Written instruction: Present the data once more in exactly its original form.

Dataset entries
------------------------------
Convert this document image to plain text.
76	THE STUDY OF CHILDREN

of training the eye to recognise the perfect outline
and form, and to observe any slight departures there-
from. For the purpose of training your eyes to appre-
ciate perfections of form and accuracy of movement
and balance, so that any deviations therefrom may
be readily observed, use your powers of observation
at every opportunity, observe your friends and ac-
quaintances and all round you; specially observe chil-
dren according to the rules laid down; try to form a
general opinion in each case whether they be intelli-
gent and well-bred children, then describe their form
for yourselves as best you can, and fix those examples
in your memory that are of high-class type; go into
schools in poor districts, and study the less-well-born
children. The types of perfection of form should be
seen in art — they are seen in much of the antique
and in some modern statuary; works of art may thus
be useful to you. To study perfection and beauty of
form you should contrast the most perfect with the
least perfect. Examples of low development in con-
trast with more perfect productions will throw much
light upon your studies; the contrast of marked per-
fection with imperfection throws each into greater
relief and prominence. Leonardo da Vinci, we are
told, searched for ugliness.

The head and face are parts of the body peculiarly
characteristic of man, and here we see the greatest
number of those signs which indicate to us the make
------------------------------
Complete answer:
Convert this document image to plain text.
76	THE STUDY OF CHILDREN

of training the eye to recognise the perfect outline
and form, and to observe any slight departures there-
from. For the purpose of training your eyes to appre-
ciate perfections of form and accuracy of movement
and balance, so that any deviations therefrom may
be readily observed, use your powers of observation
at every opportunity, observe your friends and ac-
quaintances and all round you; specially observe chil-
dren according to the rules laid down; try to form a
general opinion in each case whether they be intelli-
gent and well-bred children, then describe their form
for yourselves as best you can, and fix those examples
in your memory that are of high-class type; go into
schools in poor districts, and study the less-well-born
children. The types of perfection of form should be
seen in art — they are seen in much of the antique
and in some modern statuary; works of art may thus
be useful to you. To study perfection and beauty of
form you should contrast the most perfect with the
least perfect. Examples of low development in con-
trast with more perfect productions will throw much
light upon your studies; the contrast of marked per-
fection with imperfection throws each into greater
relief and prominence. Leonardo da Vinci, we are
told, searched for ugliness.

The head and face are parts of the body peculiarly
characteristic of man, and here we see the greatest
number of those signs which indicate to us the make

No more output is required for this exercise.